Annotated region listings:
* Begin *

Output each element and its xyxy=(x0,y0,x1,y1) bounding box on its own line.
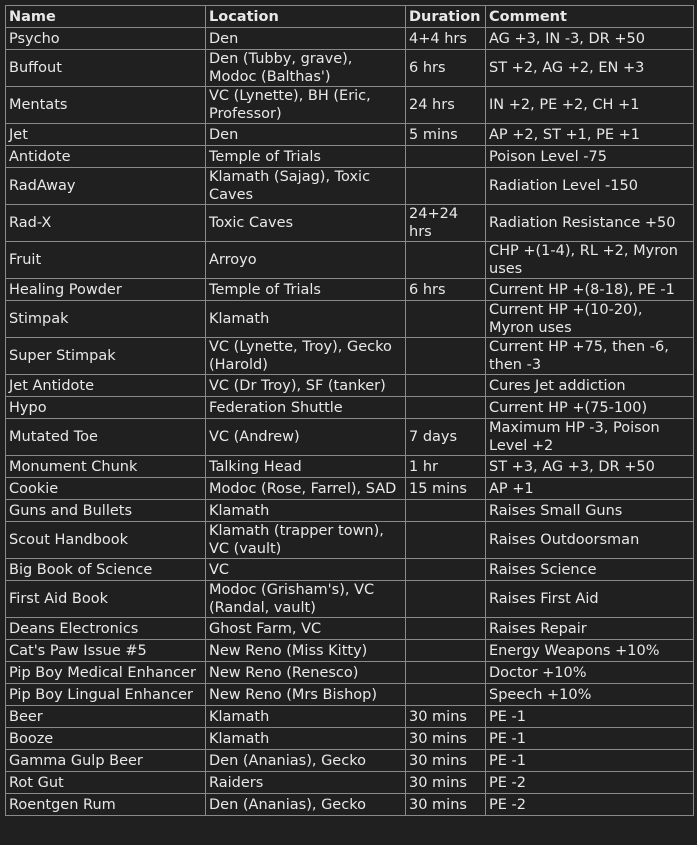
cell-duration: 30 mins xyxy=(406,794,486,816)
cell-location: Klamath xyxy=(206,728,406,750)
cell-comment: Speech +10% xyxy=(486,684,694,706)
cell-duration: 1 hr xyxy=(406,456,486,478)
cell-comment: Current HP +(75-100) xyxy=(486,397,694,419)
cell-comment: Raises Science xyxy=(486,559,694,581)
cell-name: Mentats xyxy=(6,87,206,124)
cell-location: Den (Ananias), Gecko xyxy=(206,794,406,816)
table-row xyxy=(6,397,694,419)
cell-location: Raiders xyxy=(206,772,406,794)
table-row xyxy=(6,419,694,456)
cell-name: Rot Gut xyxy=(6,772,206,794)
cell-name: Healing Powder xyxy=(6,279,206,301)
cell-location: Den (Tubby, grave), Modoc (Balthas') xyxy=(206,50,406,87)
table-row xyxy=(6,794,694,816)
table-row xyxy=(6,772,694,794)
table-row xyxy=(6,375,694,397)
cell-location: New Reno (Renesco) xyxy=(206,662,406,684)
cell-duration: 30 mins xyxy=(406,706,486,728)
cell-comment: PE -1 xyxy=(486,750,694,772)
cell-name: Guns and Bullets xyxy=(6,500,206,522)
cell-location: Klamath (trapper town), VC (vault) xyxy=(206,522,406,559)
cell-name: Deans Electronics xyxy=(6,618,206,640)
cell-duration: 15 mins xyxy=(406,478,486,500)
table-row xyxy=(6,581,694,618)
cell-duration: 6 hrs xyxy=(406,50,486,87)
table-row xyxy=(6,87,694,124)
cell-comment: Raises Repair xyxy=(486,618,694,640)
cell-duration xyxy=(406,168,486,205)
cell-duration: 7 days xyxy=(406,419,486,456)
cell-location: Arroyo xyxy=(206,242,406,279)
items-table xyxy=(5,5,694,816)
cell-comment: Raises Small Guns xyxy=(486,500,694,522)
cell-name: First Aid Book xyxy=(6,581,206,618)
cell-duration: 30 mins xyxy=(406,750,486,772)
cell-location: VC (Lynette), BH (Eric, Professor) xyxy=(206,87,406,124)
cell-comment: ST +3, AG +3, DR +50 xyxy=(486,456,694,478)
cell-duration xyxy=(406,640,486,662)
cell-name: Rad-X xyxy=(6,205,206,242)
table-row xyxy=(6,618,694,640)
cell-comment: Current HP +75, then -6, then -3 xyxy=(486,338,694,375)
cell-name: Pip Boy Lingual Enhancer xyxy=(6,684,206,706)
cell-name: Mutated Toe xyxy=(6,419,206,456)
cell-comment: Cures Jet addiction xyxy=(486,375,694,397)
cell-comment: Poison Level -75 xyxy=(486,146,694,168)
table-row xyxy=(6,662,694,684)
cell-location: Federation Shuttle xyxy=(206,397,406,419)
table-row xyxy=(6,559,694,581)
cell-comment: PE -2 xyxy=(486,772,694,794)
cell-comment: AP +2, ST +1, PE +1 xyxy=(486,124,694,146)
cell-name: Hypo xyxy=(6,397,206,419)
table-row xyxy=(6,279,694,301)
cell-location: New Reno (Mrs Bishop) xyxy=(206,684,406,706)
cell-duration: 24+24 hrs xyxy=(406,205,486,242)
table-row xyxy=(6,168,694,205)
cell-location: Den xyxy=(206,124,406,146)
cell-name: Beer xyxy=(6,706,206,728)
cell-name: Scout Handbook xyxy=(6,522,206,559)
table-row xyxy=(6,338,694,375)
table-row xyxy=(6,205,694,242)
cell-duration xyxy=(406,397,486,419)
cell-name: Gamma Gulp Beer xyxy=(6,750,206,772)
cell-duration: 30 mins xyxy=(406,728,486,750)
cell-name: Psycho xyxy=(6,28,206,50)
cell-comment: PE -1 xyxy=(486,706,694,728)
cell-location: Den (Ananias), Gecko xyxy=(206,750,406,772)
cell-comment: Radiation Resistance +50 xyxy=(486,205,694,242)
cell-name: Monument Chunk xyxy=(6,456,206,478)
table-row xyxy=(6,456,694,478)
table-row xyxy=(6,301,694,338)
cell-duration xyxy=(406,522,486,559)
cell-comment: PE -2 xyxy=(486,794,694,816)
cell-location: Klamath xyxy=(206,706,406,728)
cell-location: Toxic Caves xyxy=(206,205,406,242)
cell-location: Modoc (Rose, Farrel), SAD xyxy=(206,478,406,500)
cell-duration xyxy=(406,684,486,706)
cell-duration xyxy=(406,301,486,338)
cell-comment: Radiation Level -150 xyxy=(486,168,694,205)
cell-name: Antidote xyxy=(6,146,206,168)
cell-name: Big Book of Science xyxy=(6,559,206,581)
cell-duration: 5 mins xyxy=(406,124,486,146)
cell-location: Klamath xyxy=(206,500,406,522)
cell-location: Temple of Trials xyxy=(206,279,406,301)
cell-duration: 24 hrs xyxy=(406,87,486,124)
cell-comment: Raises Outdoorsman xyxy=(486,522,694,559)
cell-name: Cat's Paw Issue #5 xyxy=(6,640,206,662)
cell-location: New Reno (Miss Kitty) xyxy=(206,640,406,662)
cell-comment: Current HP +(10-20), Myron uses xyxy=(486,301,694,338)
cell-duration xyxy=(406,146,486,168)
cell-comment: Maximum HP -3, Poison Level +2 xyxy=(486,419,694,456)
cell-name: Stimpak xyxy=(6,301,206,338)
cell-duration xyxy=(406,618,486,640)
cell-comment: Current HP +(8-18), PE -1 xyxy=(486,279,694,301)
table-row xyxy=(6,750,694,772)
table-row xyxy=(6,500,694,522)
table-row xyxy=(6,684,694,706)
cell-comment: CHP +(1-4), RL +2, Myron uses xyxy=(486,242,694,279)
cell-location: VC (Dr Troy), SF (tanker) xyxy=(206,375,406,397)
cell-duration: 30 mins xyxy=(406,772,486,794)
cell-name: Fruit xyxy=(6,242,206,279)
cell-name: Buffout xyxy=(6,50,206,87)
cell-name: Jet Antidote xyxy=(6,375,206,397)
cell-location: VC xyxy=(206,559,406,581)
table-row xyxy=(6,146,694,168)
header-duration: Duration xyxy=(406,6,486,28)
cell-comment: AP +1 xyxy=(486,478,694,500)
cell-location: Ghost Farm, VC xyxy=(206,618,406,640)
header-name: Name xyxy=(6,6,206,28)
header-row xyxy=(6,6,694,28)
cell-location: Modoc (Grisham's), VC (Randal, vault) xyxy=(206,581,406,618)
cell-duration xyxy=(406,581,486,618)
cell-location: VC (Lynette, Troy), Gecko (Harold) xyxy=(206,338,406,375)
cell-duration xyxy=(406,375,486,397)
cell-duration: 6 hrs xyxy=(406,279,486,301)
header-location: Location xyxy=(206,6,406,28)
table-row xyxy=(6,50,694,87)
table-row xyxy=(6,728,694,750)
cell-name: Jet xyxy=(6,124,206,146)
table-row xyxy=(6,242,694,279)
table-row xyxy=(6,28,694,50)
header-comment: Comment xyxy=(486,6,694,28)
cell-comment: Raises First Aid xyxy=(486,581,694,618)
cell-duration xyxy=(406,338,486,375)
cell-comment: PE -1 xyxy=(486,728,694,750)
cell-name: RadAway xyxy=(6,168,206,205)
cell-name: Super Stimpak xyxy=(6,338,206,375)
cell-comment: Doctor +10% xyxy=(486,662,694,684)
cell-name: Booze xyxy=(6,728,206,750)
cell-comment: Energy Weapons +10% xyxy=(486,640,694,662)
cell-location: Klamath (Sajag), Toxic Caves xyxy=(206,168,406,205)
items-table-container xyxy=(5,5,694,816)
table-row xyxy=(6,124,694,146)
cell-name: Pip Boy Medical Enhancer xyxy=(6,662,206,684)
cell-name: Roentgen Rum xyxy=(6,794,206,816)
cell-duration xyxy=(406,559,486,581)
table-row xyxy=(6,522,694,559)
cell-comment: IN +2, PE +2, CH +1 xyxy=(486,87,694,124)
cell-name: Cookie xyxy=(6,478,206,500)
table-row xyxy=(6,478,694,500)
cell-duration: 4+4 hrs xyxy=(406,28,486,50)
cell-location: Klamath xyxy=(206,301,406,338)
table-row xyxy=(6,640,694,662)
table-row xyxy=(6,706,694,728)
cell-duration xyxy=(406,242,486,279)
cell-location: Talking Head xyxy=(206,456,406,478)
cell-duration xyxy=(406,500,486,522)
cell-comment: AG +3, IN -3, DR +50 xyxy=(486,28,694,50)
cell-location: VC (Andrew) xyxy=(206,419,406,456)
cell-duration xyxy=(406,662,486,684)
cell-comment: ST +2, AG +2, EN +3 xyxy=(486,50,694,87)
cell-location: Temple of Trials xyxy=(206,146,406,168)
cell-location: Den xyxy=(206,28,406,50)
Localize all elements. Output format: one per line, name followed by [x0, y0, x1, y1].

* End *

- Written task
Reproduce every line of the data, unchanged, from the line containing "cell-duration: 30 mins xyxy=(406,794,486,816)" down to the line containing "table-row xyxy=(6,419,694,456)", including both of those lines.

- Response to the exercise
cell-duration: 30 mins xyxy=(406,794,486,816)
cell-location: Klamath xyxy=(206,728,406,750)
cell-comment: Speech +10% xyxy=(486,684,694,706)
cell-duration: 1 hr xyxy=(406,456,486,478)
cell-comment: Current HP +(75-100) xyxy=(486,397,694,419)
cell-comment: Raises Science xyxy=(486,559,694,581)
cell-name: Mentats xyxy=(6,87,206,124)
cell-location: Den (Ananias), Gecko xyxy=(206,794,406,816)
table-row xyxy=(6,397,694,419)
cell-location: Raiders xyxy=(206,772,406,794)
table-row xyxy=(6,419,694,456)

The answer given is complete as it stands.